___ DOCUMENT SECTION

AAAI-17 Workshop on Symbolic Inference and Optimization (SymInfOpt-17)


The purpose of the workshop is to explore and promote symbolic approaches to probabilistic inference, numerical optimization and machine learning. The workshop will place a special emphasis on techniques for mixed discrete/continuous (hybrid) domains and techniques that can be extended to such domains.

Symbolic approaches enjoy a long and distinguished history in AI. While the last two decades have seen major advances in probabilistic modeling, data management, data fusion and data‐driven learning, much of this work assumes fairly low‐level representations that are tailored for a specific application. It is now recognized that formal languages, and their symbolic underpinnings, can enable descriptive clarity, re‐usability, and interpretability, thereby furthering the applicability and impact of AI technology.

Recently, there have been significant successes of formal representations and symbolic techniques for inference and optimization. In the area of probabilistic modeling, weighted model counting has emerged as a competitive and general paradigm, providing state‐of‐the‐art inference for graphical models, Markov Logic Networks, and probabilistic programming. In the area of planning, symbolic approaches have been shown to handle large state spaces by leveraging abstractions. In the area of verification, real‐time systems in robotics and even pacemakers have been successfully checked for safety and correctness using symbolic specifications. In the area of optimization and learning, symbolic approaches ranging from symbolic algebra to SMT to decision diagrams have enabled novel scalable solutions. 

Encouraged by these successes, the workshop aspires to bring together AI researchers from knowledge representation, machine learning, databases, verification and planning to bettٰer understand applications of symbolic methods to inference and optimization problems across all fields.

Schedule (Sunday, Feb 5, 2017, Hilton San Francisco, Union Square 15-16) 

8:45 - 9:00: Welcome and Opening Remarks

9:00 - 9:40: Keynote 1: Stefano Ermon, Stanford, "Fourier Representations in Probabilistic Inference"

9:40 - 10:20: Keynote 2: Guy Van den Broeck, UCLA, "Tractable Learning in Structured Probability Spaces"

10:20 - 10:50: Coffee Break

10:50 - 11:30: Keynote 3: Steven Diamond, Stanford University, "Convex Optimization with Abstract Linear Operators"

11:30 - 12:15: Poster Highlights (9 min each): Symbolic Numerical Methods and Planning

  • Taisuke Sato, "Embedding Tarskian semantics in vector spaces"

______
___ STORED DATA

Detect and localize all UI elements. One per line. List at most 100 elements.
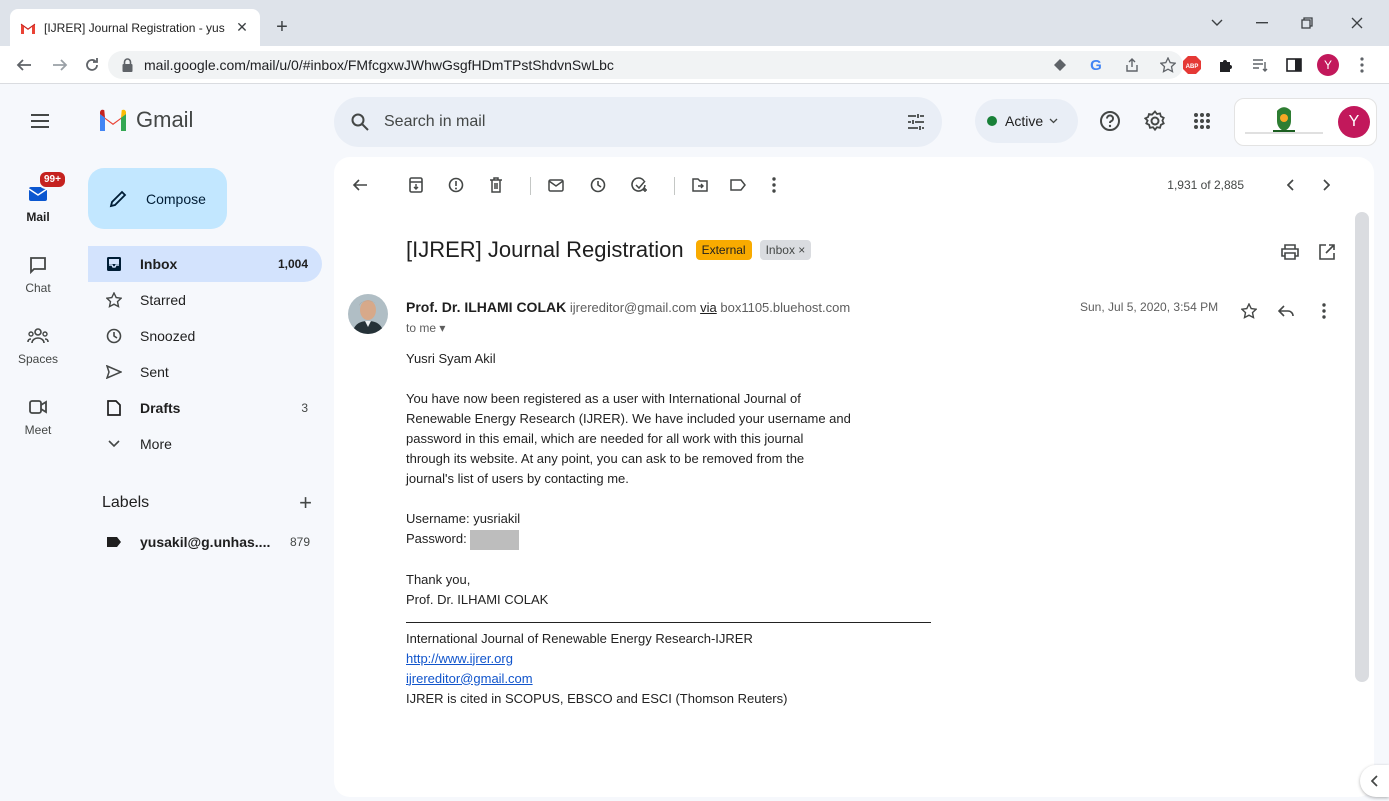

______

#### [PROBLEM DESCRIPTION]
Rewrite the stretch of the workshop description from "The purpose of" through "to such domains.", replacing "numerical optimization" with "mathematical optimization". The data is separate material, unrelated to the workshop description.

#### [RESPONSE TO THIS TASK]
The purpose of the workshop is to explore and promote symbolic approaches to probabilistic inference, mathematical optimization and machine learning. The workshop will place a special emphasis on techniques for mixed discrete/continuous (hybrid) domains and techniques that can be extended to such domains.